◆ ITEMS
..............................
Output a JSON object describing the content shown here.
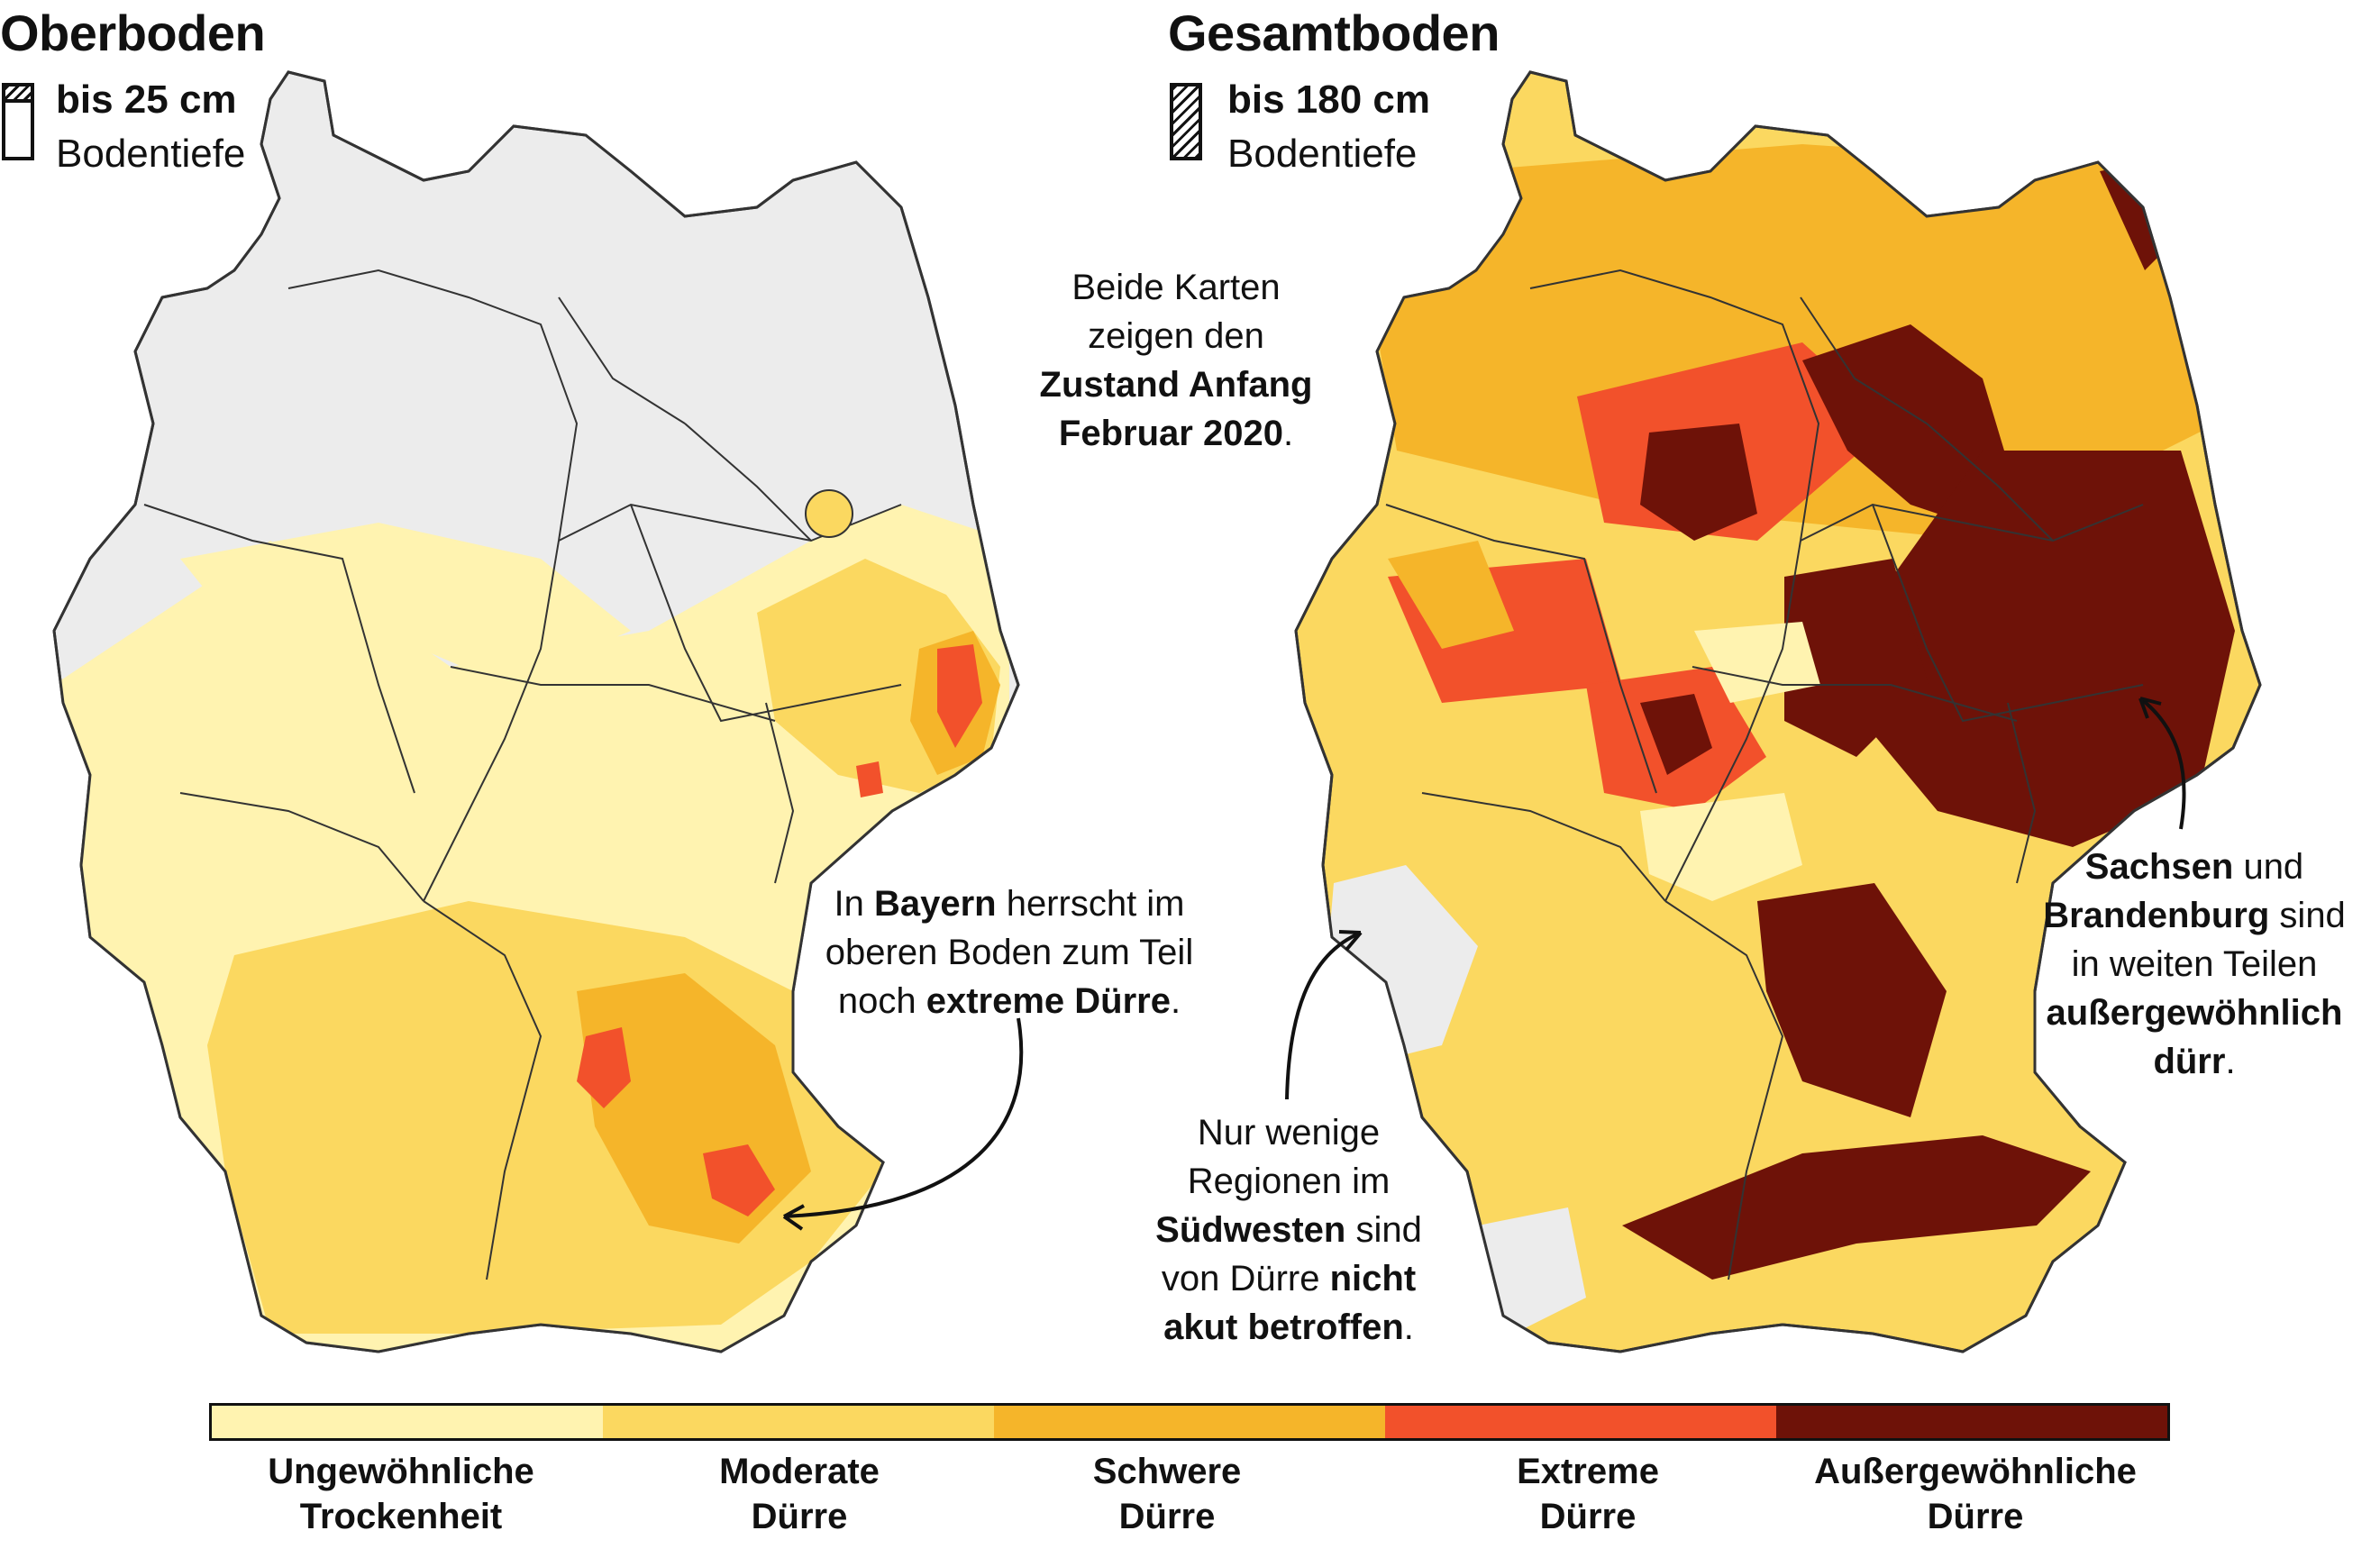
..............................
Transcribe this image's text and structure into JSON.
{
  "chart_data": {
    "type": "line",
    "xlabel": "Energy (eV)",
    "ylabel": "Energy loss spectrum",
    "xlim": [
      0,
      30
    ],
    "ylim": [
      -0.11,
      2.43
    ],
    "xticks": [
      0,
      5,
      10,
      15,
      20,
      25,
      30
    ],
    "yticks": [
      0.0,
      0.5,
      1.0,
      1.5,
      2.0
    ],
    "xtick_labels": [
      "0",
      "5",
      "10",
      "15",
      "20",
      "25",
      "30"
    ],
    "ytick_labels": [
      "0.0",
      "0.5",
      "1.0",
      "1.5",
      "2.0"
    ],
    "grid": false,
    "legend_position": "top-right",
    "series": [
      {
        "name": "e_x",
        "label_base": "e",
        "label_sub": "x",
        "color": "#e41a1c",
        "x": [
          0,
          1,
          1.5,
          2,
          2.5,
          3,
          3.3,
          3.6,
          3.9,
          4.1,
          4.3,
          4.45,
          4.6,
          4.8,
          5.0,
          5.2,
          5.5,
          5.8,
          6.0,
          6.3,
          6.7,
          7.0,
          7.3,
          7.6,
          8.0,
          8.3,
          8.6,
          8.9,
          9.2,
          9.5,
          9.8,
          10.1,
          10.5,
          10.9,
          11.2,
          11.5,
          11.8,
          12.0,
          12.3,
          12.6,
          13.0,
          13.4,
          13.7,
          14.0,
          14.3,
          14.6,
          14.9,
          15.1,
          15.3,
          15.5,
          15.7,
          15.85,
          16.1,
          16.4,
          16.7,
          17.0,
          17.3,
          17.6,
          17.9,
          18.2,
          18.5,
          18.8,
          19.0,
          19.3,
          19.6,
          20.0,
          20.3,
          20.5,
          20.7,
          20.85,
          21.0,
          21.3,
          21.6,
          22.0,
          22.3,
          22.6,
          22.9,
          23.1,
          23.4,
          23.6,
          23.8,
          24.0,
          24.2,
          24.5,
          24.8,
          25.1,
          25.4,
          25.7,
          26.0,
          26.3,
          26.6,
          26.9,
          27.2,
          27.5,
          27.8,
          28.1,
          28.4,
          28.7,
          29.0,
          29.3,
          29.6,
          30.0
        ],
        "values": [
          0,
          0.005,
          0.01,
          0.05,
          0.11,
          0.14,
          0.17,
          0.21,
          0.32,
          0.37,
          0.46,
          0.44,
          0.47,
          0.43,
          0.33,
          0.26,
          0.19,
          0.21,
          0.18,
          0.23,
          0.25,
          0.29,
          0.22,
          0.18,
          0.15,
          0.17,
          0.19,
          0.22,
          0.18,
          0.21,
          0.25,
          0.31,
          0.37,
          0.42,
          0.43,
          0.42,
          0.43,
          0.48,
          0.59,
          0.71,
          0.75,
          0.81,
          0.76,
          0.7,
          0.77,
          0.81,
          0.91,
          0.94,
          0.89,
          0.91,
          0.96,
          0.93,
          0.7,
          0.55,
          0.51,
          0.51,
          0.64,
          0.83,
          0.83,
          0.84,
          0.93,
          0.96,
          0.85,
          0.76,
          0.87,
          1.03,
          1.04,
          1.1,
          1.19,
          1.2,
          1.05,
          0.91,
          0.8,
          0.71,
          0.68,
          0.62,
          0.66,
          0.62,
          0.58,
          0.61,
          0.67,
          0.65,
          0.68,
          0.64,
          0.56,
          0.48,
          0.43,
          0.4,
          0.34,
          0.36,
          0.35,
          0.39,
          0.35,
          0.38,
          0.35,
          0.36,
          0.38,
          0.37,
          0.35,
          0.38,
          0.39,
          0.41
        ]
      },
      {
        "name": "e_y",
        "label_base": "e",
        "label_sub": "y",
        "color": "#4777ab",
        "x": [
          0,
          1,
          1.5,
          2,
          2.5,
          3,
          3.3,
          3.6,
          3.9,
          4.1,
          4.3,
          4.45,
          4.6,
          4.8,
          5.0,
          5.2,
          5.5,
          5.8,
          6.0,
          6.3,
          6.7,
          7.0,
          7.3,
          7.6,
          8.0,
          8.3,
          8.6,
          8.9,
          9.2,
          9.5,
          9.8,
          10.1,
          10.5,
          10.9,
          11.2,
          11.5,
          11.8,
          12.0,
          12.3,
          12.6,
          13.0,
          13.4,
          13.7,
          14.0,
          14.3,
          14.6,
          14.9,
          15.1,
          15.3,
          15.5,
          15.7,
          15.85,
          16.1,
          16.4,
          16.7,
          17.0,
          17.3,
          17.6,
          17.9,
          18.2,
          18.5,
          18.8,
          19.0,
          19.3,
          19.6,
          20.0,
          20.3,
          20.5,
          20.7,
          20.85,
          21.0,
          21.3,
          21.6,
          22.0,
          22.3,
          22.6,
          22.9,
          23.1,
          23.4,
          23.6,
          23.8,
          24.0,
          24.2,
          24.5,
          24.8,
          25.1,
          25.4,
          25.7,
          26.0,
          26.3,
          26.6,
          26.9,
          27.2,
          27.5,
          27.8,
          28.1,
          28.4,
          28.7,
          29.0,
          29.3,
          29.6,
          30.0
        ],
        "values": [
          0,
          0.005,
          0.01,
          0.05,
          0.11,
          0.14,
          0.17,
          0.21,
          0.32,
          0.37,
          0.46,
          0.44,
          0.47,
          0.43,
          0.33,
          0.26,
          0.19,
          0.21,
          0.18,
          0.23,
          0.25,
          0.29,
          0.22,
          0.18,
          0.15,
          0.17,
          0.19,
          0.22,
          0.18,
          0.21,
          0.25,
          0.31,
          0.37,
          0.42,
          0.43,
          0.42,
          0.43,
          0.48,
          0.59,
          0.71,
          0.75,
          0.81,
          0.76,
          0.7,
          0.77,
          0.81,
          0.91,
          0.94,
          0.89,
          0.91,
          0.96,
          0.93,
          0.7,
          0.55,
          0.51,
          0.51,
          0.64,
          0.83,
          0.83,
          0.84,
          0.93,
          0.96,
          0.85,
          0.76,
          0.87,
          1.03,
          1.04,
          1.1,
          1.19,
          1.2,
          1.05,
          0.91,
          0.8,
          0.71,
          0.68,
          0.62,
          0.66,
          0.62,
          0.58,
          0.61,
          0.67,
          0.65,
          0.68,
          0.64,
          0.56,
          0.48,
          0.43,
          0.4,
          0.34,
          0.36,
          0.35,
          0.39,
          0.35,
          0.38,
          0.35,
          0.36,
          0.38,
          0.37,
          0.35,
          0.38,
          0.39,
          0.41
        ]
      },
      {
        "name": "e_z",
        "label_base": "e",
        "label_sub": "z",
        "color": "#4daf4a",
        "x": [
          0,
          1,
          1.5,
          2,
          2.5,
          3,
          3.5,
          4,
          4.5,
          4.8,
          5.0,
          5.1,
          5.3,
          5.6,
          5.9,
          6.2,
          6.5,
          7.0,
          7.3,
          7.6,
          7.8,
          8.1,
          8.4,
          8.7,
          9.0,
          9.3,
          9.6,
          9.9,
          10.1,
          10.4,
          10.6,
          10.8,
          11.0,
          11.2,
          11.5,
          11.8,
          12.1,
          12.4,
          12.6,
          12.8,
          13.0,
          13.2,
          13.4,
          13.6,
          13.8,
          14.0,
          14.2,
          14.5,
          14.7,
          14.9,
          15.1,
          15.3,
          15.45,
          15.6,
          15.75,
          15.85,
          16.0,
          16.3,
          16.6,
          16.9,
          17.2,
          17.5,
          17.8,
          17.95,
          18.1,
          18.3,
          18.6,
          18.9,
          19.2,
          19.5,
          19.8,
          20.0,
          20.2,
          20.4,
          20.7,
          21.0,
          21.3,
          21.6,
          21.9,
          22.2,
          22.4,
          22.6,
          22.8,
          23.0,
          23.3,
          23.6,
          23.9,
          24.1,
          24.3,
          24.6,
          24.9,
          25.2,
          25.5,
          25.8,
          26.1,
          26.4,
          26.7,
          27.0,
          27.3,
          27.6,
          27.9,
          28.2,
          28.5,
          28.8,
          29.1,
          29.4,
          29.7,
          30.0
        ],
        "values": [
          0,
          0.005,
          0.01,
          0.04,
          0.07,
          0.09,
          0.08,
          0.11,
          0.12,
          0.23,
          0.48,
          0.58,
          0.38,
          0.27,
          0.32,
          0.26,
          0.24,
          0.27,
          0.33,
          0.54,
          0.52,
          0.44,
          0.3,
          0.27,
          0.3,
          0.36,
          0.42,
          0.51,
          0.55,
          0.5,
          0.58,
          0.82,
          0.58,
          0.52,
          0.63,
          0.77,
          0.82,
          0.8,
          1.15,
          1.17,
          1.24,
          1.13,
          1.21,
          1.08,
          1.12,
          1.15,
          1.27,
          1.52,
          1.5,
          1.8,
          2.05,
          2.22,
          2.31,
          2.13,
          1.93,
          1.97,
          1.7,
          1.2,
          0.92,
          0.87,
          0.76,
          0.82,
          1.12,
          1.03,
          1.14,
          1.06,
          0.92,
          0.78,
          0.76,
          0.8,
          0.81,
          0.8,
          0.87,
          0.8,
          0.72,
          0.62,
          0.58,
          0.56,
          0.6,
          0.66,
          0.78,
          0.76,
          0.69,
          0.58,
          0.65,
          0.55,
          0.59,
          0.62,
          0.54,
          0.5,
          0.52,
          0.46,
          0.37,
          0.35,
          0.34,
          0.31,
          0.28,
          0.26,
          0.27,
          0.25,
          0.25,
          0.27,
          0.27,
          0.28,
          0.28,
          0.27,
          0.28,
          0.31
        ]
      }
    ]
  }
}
..............................
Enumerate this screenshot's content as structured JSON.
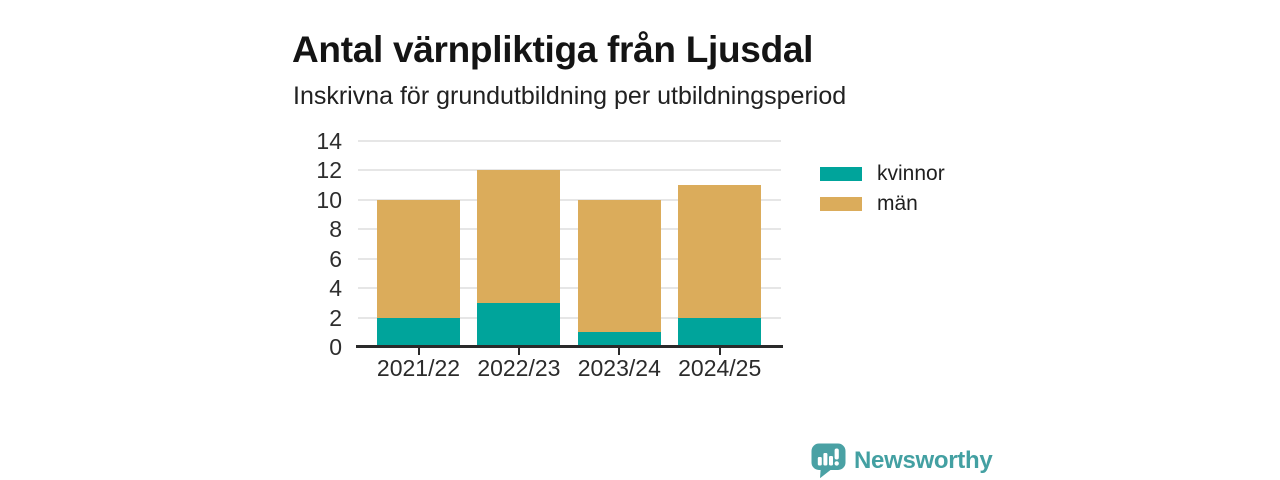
..............................
◆ EXERCISE
Consider the entries above and return each line with the string "content".

◆ FINAL ANSWER
Output a JSON object describing the content shown here.
Enumerate this screenshot's content as structured JSON.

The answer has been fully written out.